** Consignes et exigences **
Imprimez à l'identique chacune des lignes des enregistrements ci-dessous, sans rien y changer.

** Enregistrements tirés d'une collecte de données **

※

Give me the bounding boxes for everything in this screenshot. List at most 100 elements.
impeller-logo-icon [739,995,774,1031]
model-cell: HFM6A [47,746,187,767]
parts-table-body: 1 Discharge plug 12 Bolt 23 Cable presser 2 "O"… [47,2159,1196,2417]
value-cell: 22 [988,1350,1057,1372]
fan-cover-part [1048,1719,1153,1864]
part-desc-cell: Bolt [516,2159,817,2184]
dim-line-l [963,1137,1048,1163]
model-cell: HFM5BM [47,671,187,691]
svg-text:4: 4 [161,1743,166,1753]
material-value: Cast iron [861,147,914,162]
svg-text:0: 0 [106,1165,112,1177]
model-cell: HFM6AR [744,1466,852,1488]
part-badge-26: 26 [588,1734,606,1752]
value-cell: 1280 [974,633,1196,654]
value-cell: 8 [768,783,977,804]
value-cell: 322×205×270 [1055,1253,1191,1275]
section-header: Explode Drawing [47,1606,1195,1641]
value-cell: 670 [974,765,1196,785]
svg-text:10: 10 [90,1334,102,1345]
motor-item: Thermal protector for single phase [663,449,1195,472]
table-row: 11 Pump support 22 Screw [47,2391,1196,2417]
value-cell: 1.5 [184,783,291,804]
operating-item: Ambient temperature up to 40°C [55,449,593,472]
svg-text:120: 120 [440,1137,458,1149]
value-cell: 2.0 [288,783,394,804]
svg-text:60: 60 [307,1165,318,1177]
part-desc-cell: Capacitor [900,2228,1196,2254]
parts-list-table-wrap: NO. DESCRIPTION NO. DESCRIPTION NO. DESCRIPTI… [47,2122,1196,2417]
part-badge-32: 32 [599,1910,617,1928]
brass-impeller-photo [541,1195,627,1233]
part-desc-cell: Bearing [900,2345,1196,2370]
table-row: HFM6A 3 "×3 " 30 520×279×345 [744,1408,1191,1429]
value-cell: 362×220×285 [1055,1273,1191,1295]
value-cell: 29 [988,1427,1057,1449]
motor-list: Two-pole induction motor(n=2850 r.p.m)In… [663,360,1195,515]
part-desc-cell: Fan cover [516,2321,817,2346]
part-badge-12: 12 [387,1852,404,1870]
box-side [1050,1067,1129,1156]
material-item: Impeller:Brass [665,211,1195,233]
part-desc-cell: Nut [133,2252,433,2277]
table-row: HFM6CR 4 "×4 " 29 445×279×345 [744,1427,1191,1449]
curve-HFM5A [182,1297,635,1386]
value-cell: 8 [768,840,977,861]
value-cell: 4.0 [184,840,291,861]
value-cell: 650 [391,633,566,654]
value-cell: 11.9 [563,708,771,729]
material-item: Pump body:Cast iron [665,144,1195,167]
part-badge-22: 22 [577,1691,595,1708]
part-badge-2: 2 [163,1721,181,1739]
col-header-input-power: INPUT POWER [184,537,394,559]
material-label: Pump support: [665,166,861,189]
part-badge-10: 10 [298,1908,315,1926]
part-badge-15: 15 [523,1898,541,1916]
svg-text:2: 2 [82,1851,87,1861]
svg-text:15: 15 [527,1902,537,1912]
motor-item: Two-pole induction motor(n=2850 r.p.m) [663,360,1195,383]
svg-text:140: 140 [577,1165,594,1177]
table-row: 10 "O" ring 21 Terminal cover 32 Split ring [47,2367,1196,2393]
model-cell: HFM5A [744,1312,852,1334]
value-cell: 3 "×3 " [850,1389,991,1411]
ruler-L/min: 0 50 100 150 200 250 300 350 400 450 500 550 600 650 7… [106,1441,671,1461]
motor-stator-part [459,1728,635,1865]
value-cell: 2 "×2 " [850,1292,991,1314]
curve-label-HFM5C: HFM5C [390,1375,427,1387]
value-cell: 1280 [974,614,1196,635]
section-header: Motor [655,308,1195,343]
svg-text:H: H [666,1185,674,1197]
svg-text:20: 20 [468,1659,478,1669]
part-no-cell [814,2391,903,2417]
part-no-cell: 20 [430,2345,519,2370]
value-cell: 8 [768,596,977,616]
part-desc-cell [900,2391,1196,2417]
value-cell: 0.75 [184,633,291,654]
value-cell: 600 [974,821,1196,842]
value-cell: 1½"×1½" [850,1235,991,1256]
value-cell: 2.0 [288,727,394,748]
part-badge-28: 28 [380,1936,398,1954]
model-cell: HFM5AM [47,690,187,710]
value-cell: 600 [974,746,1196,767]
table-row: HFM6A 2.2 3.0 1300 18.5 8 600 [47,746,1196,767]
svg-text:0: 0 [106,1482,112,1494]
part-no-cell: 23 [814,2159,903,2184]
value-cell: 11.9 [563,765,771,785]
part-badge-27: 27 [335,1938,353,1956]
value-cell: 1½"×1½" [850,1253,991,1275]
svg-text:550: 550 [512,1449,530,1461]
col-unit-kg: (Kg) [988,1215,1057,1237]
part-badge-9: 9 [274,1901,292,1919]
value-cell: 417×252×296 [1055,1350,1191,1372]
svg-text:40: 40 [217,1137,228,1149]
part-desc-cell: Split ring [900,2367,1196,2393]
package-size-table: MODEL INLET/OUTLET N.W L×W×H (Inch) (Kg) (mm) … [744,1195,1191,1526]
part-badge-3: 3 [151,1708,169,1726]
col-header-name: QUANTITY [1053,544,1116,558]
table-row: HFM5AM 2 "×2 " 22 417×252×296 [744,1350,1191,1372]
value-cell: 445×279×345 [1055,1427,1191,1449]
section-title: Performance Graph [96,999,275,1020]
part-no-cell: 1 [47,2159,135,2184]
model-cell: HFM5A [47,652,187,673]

※

** Réponse attendue **
Give me the bounding boxes for everything in this screenshot. List at most 100 elements.
impeller-logo-icon [739,995,774,1031]
model-cell: HFM6A [47,746,187,767]
parts-table-body: 1 Discharge plug 12 Bolt 23 Cable presser 2 "O"… [47,2159,1196,2417]
value-cell: 22 [988,1350,1057,1372]
fan-cover-part [1048,1719,1153,1864]
part-desc-cell: Bolt [516,2159,817,2184]
dim-line-l [963,1137,1048,1163]
model-cell: HFM5BM [47,671,187,691]
svg-text:4: 4 [161,1743,166,1753]
material-value: Cast iron [861,147,914,162]
svg-text:0: 0 [106,1165,112,1177]
model-cell: HFM6AR [744,1466,852,1488]
part-badge-26: 26 [588,1734,606,1752]
value-cell: 1280 [974,633,1196,654]
value-cell: 8 [768,783,977,804]
value-cell: 322×205×270 [1055,1253,1191,1275]
section-header: Explode Drawing [47,1606,1195,1641]
value-cell: 670 [974,765,1196,785]
svg-text:10: 10 [90,1334,102,1345]
motor-item: Thermal protector for single phase [663,449,1195,472]
table-row: 11 Pump support 22 Screw [47,2391,1196,2417]
value-cell: 1.5 [184,783,291,804]
operating-item: Ambient temperature up to 40°C [55,449,593,472]
svg-text:120: 120 [440,1137,458,1149]
value-cell: 2.0 [288,783,394,804]
svg-text:60: 60 [307,1165,318,1177]
part-desc-cell: Capacitor [900,2228,1196,2254]
parts-list-table-wrap: NO. DESCRIPTION NO. DESCRIPTION NO. DESCRIPTI… [47,2122,1196,2417]
part-badge-32: 32 [599,1910,617,1928]
brass-impeller-photo [541,1195,627,1233]
part-desc-cell: Bearing [900,2345,1196,2370]
table-row: HFM6A 3 "×3 " 30 520×279×345 [744,1408,1191,1429]
value-cell: 362×220×285 [1055,1273,1191,1295]
value-cell: 29 [988,1427,1057,1449]
motor-list: Two-pole induction motor(n=2850 r.p.m)In… [663,360,1195,515]
part-desc-cell: Fan cover [516,2321,817,2346]
part-badge-12: 12 [387,1852,404,1870]
box-side [1050,1067,1129,1156]
material-item: Impeller:Brass [665,211,1195,233]
part-desc-cell: Nut [133,2252,433,2277]
table-row: HFM6CR 4 "×4 " 29 445×279×345 [744,1427,1191,1449]
curve-HFM5A [182,1297,635,1386]
value-cell: 8 [768,840,977,861]
value-cell: 4.0 [184,840,291,861]
value-cell: 650 [391,633,566,654]
value-cell: 11.9 [563,708,771,729]
material-item: Pump body:Cast iron [665,144,1195,167]
part-badge-22: 22 [577,1691,595,1708]
part-badge-2: 2 [163,1721,181,1739]
col-header-input-power: INPUT POWER [184,537,394,559]
material-label: Pump support: [665,166,861,189]
part-badge-10: 10 [298,1908,315,1926]
part-badge-15: 15 [523,1898,541,1916]
svg-text:2: 2 [82,1851,87,1861]
svg-text:15: 15 [527,1902,537,1912]
motor-item: Two-pole induction motor(n=2850 r.p.m) [663,360,1195,383]
svg-text:140: 140 [577,1165,594,1177]
table-row: 10 "O" ring 21 Terminal cover 32 Split ring [47,2367,1196,2393]
model-cell: HFM5A [744,1312,852,1334]
value-cell: 3 "×3 " [850,1389,991,1411]
ruler-L/min: 0 50 100 150 200 250 300 350 400 450 500 550 600 650 7… [106,1441,671,1461]
motor-stator-part [459,1728,635,1865]
value-cell: 2 "×2 " [850,1292,991,1314]
curve-label-HFM5C: HFM5C [390,1375,427,1387]
value-cell: 1280 [974,614,1196,635]
section-header: Motor [655,308,1195,343]
svg-text:H: H [666,1185,674,1197]
svg-text:20: 20 [468,1659,478,1669]
part-no-cell [814,2391,903,2417]
part-no-cell: 20 [430,2345,519,2370]
value-cell: 8 [768,596,977,616]
part-desc-cell [900,2391,1196,2417]
value-cell: 0.75 [184,633,291,654]
value-cell: 600 [974,821,1196,842]
value-cell: 1½"×1½" [850,1235,991,1256]
value-cell: 2.0 [288,727,394,748]
part-badge-28: 28 [380,1936,398,1954]
model-cell: HFM5AM [47,690,187,710]
value-cell: 600 [974,746,1196,767]
table-row: HFM6A 2.2 3.0 1300 18.5 8 600 [47,746,1196,767]
svg-text:0: 0 [106,1482,112,1494]
part-no-cell: 23 [814,2159,903,2184]
value-cell: 11.9 [563,765,771,785]
part-badge-27: 27 [335,1938,353,1956]
value-cell: 1½"×1½" [850,1253,991,1275]
svg-text:550: 550 [512,1449,530,1461]
col-unit-kg: (Kg) [988,1215,1057,1237]
part-badge-9: 9 [274,1901,292,1919]
value-cell: 417×252×296 [1055,1350,1191,1372]
svg-text:40: 40 [217,1137,228,1149]
part-desc-cell: Split ring [900,2367,1196,2393]
package-size-table: MODEL INLET/OUTLET N.W L×W×H (Inch) (Kg) (mm) … [744,1195,1191,1526]
part-badge-3: 3 [151,1708,169,1726]
col-header-name: QUANTITY [1053,544,1116,558]
table-row: HFM5AM 2 "×2 " 22 417×252×296 [744,1350,1191,1372]
value-cell: 445×279×345 [1055,1427,1191,1449]
section-title: Performance Graph [96,999,275,1020]
part-no-cell: 1 [47,2159,135,2184]
model-cell: HFM5A [47,652,187,673]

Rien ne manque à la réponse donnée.